>> Start Entries
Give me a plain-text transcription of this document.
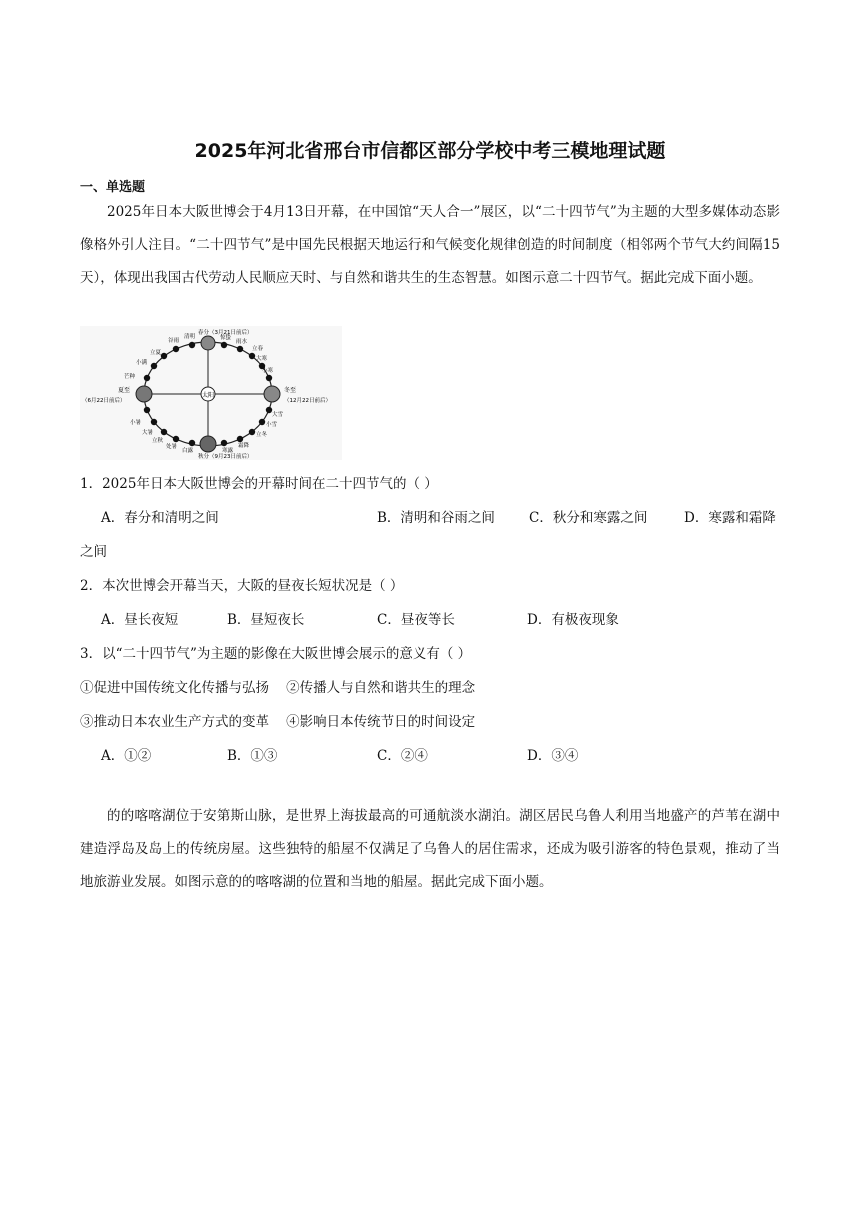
2025年河北省邢台市信都区部分学校中考三模地理试题
一、单选题

2025年日本大阪世博会于4月13日开幕，在中国馆“天人合一”展区，以“二十四节气”为主题的大型多媒体动态影像格外引人注目。“二十四节气”是中国先民根据天地运行和气候变化规律创造的时间制度（相邻两个节气大约间隔15天），体现出我国古代劳动人民顺应天时、与自然和谐共生的生态智慧。如图示意二十四节气。据此完成下面小题。

太阳
春分（3月21日前后）
夏至
（6月22日前后）
秋分（9月23日前后）
冬至
（12月22日前后）
谷雨
清明	惊蛰
雨水
立春
大寒
小寒
立夏
小满
芒种
小暑
大暑
立秋
处暑
白露	寒露
霜降
立冬
小雪
大雪
1．2025年日本大阪世博会的开幕时间在二十四节气的（ ）
A．春分和清明之间	B．清明和谷雨之间	C．秋分和寒露之间	D．寒露和霜降
之间
2．本次世博会开幕当天，大阪的昼夜长短状况是（ ）
A．昼长夜短	B．昼短夜长	C．昼夜等长	D．有极夜现象
3．以“二十四节气”为主题的影像在大阪世博会展示的意义有（ ）
①促进中国传统文化传播与弘扬    ②传播人与自然和谐共生的理念
③推动日本农业生产方式的变革    ④影响日本传统节日的时间设定
A．①②	B．①③	C．②④	D．③④

的的喀喀湖位于安第斯山脉，是世界上海拔最高的可通航淡水湖泊。湖区居民乌鲁人利用当地盛产的芦苇在湖中建造浮岛及岛上的传统房屋。这些独特的船屋不仅满足了乌鲁人的居住需求，还成为吸引游客的特色景观，推动了当地旅游业发展。如图示意的的喀喀湖的位置和当地的船屋。据此完成下面小题。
>> End Entries
▸ **Challenge**: Identify every line above that includes the word "据此完成下面小题", and show those lines.

▸ **Complete response**:
2025年日本大阪世博会于4月13日开幕，在中国馆“天人合一”展区，以“二十四节气”为主题的大型多媒体动态影像格外引人注目。“二十四节气”是中国先民根据天地运行和气候变化规律创造的时间制度（相邻两个节气大约间隔15天），体现出我国古代劳动人民顺应天时、与自然和谐共生的生态智慧。如图示意二十四节气。据此完成下面小题。
的的喀喀湖位于安第斯山脉，是世界上海拔最高的可通航淡水湖泊。湖区居民乌鲁人利用当地盛产的芦苇在湖中建造浮岛及岛上的传统房屋。这些独特的船屋不仅满足了乌鲁人的居住需求，还成为吸引游客的特色景观，推动了当地旅游业发展。如图示意的的喀喀湖的位置和当地的船屋。据此完成下面小题。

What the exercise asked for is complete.